— BEGIN DATASET RECORDS —

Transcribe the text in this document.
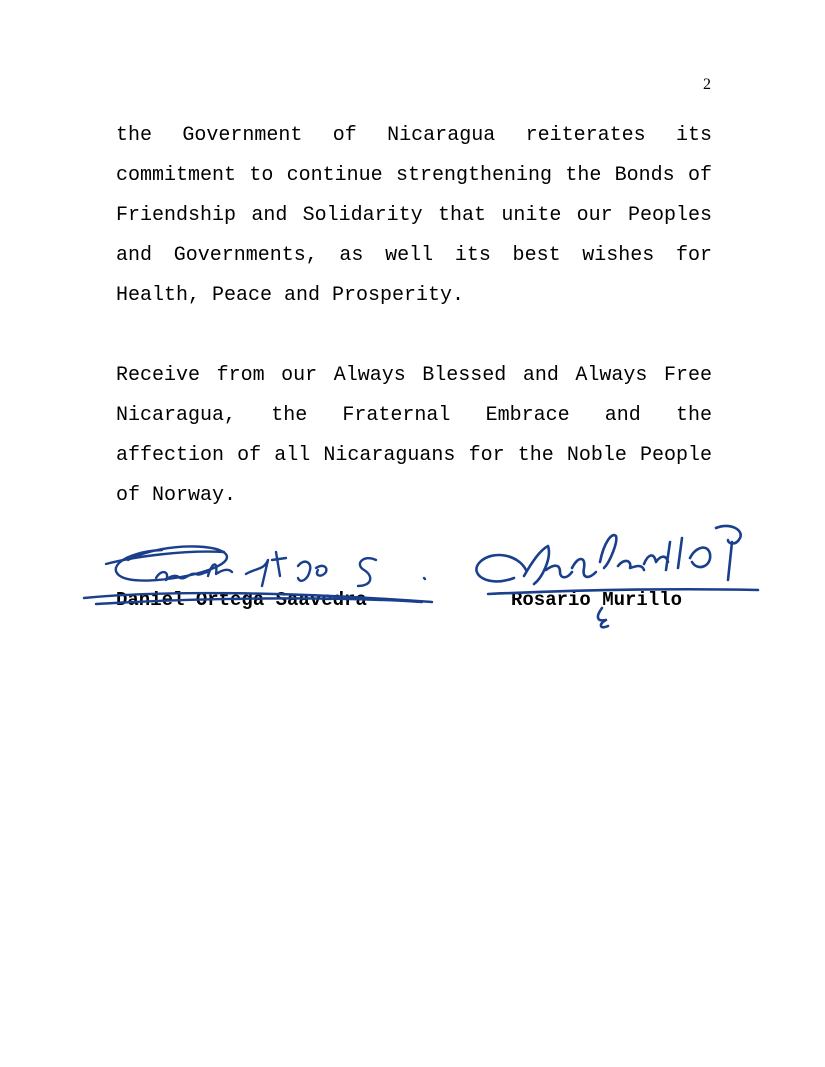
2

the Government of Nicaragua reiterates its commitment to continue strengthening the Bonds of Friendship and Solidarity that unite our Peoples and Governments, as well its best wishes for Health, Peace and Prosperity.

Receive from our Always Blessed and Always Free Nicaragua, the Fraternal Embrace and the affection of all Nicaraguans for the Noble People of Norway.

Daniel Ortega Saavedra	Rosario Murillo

— END DATASET RECORDS —
— BEGIN DATASET RECORDS —

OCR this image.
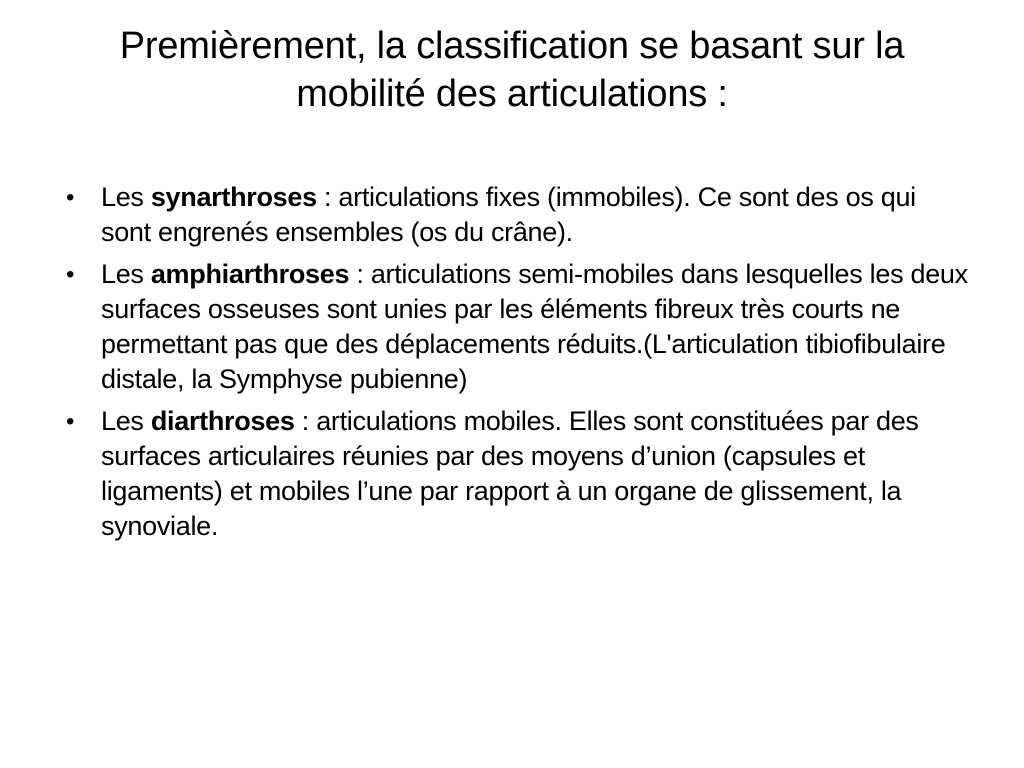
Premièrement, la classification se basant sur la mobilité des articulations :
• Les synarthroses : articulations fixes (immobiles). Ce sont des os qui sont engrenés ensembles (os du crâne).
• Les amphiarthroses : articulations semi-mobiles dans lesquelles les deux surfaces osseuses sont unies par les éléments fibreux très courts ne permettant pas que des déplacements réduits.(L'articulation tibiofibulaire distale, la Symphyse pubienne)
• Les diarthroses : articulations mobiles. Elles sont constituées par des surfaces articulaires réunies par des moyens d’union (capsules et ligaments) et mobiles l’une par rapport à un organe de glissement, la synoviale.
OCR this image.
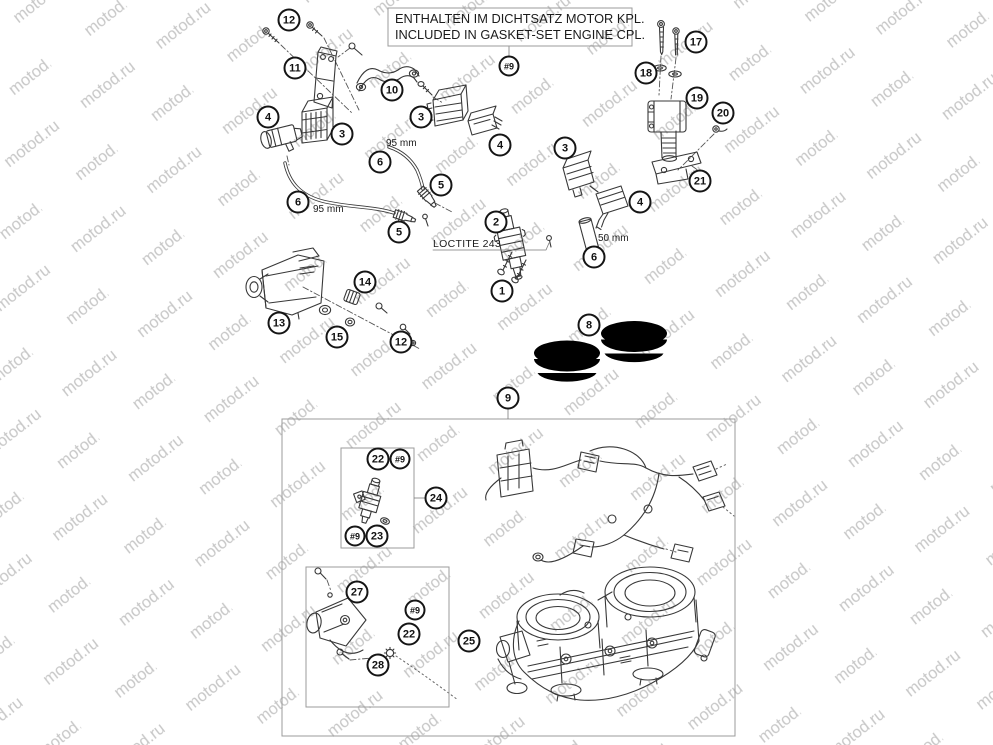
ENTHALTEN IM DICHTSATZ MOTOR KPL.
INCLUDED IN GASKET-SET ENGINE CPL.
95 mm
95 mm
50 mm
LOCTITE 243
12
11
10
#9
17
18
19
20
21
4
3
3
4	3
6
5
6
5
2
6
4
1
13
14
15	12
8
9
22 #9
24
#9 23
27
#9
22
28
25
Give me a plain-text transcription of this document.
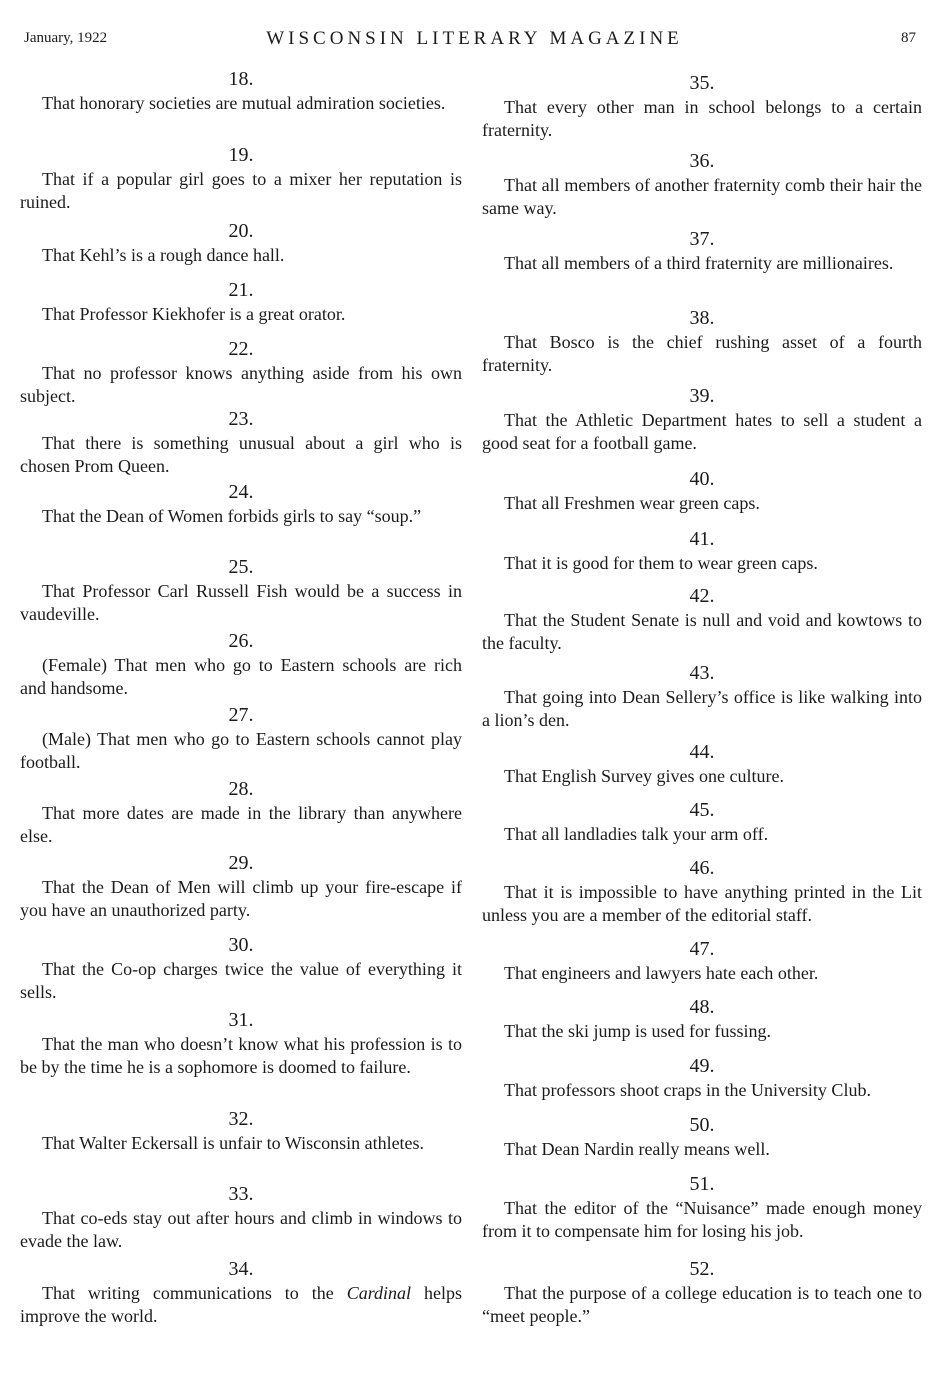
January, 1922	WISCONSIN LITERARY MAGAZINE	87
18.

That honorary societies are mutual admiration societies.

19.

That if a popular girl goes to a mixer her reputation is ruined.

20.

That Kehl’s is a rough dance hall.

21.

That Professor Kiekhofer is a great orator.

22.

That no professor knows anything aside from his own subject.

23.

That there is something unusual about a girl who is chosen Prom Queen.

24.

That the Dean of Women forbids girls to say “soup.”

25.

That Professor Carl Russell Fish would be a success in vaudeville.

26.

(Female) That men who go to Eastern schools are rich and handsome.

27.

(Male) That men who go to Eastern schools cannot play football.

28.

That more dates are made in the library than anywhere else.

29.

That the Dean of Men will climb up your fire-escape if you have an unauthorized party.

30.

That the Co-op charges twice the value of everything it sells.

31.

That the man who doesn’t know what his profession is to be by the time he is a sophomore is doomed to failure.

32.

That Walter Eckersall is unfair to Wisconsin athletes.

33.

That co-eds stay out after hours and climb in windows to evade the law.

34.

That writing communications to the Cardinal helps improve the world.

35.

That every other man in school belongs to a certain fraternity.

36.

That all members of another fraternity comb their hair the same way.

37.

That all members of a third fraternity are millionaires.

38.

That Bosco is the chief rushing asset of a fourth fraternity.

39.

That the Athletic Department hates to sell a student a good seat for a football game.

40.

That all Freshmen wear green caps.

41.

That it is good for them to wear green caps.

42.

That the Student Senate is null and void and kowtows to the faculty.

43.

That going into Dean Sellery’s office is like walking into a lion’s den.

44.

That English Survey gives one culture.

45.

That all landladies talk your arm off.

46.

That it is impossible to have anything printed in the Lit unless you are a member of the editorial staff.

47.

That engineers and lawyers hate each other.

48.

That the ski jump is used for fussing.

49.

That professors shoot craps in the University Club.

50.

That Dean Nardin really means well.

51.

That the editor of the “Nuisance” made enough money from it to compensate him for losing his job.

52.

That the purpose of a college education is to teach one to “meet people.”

— END DATASET RECORDS —

### [PROBLEM TO WORK ON]
Copy each line of the entries that includes the word "from".

### [CORRECT ANSWER]
Receive from our Always Blessed and Always Free Nicaragua, the Fraternal Embrace and the affection of all Nicaraguans for the Noble People of Norway.
That no professor knows anything aside from his own subject.
That the editor of the “Nuisance” made enough money from it to compensate him for losing his job.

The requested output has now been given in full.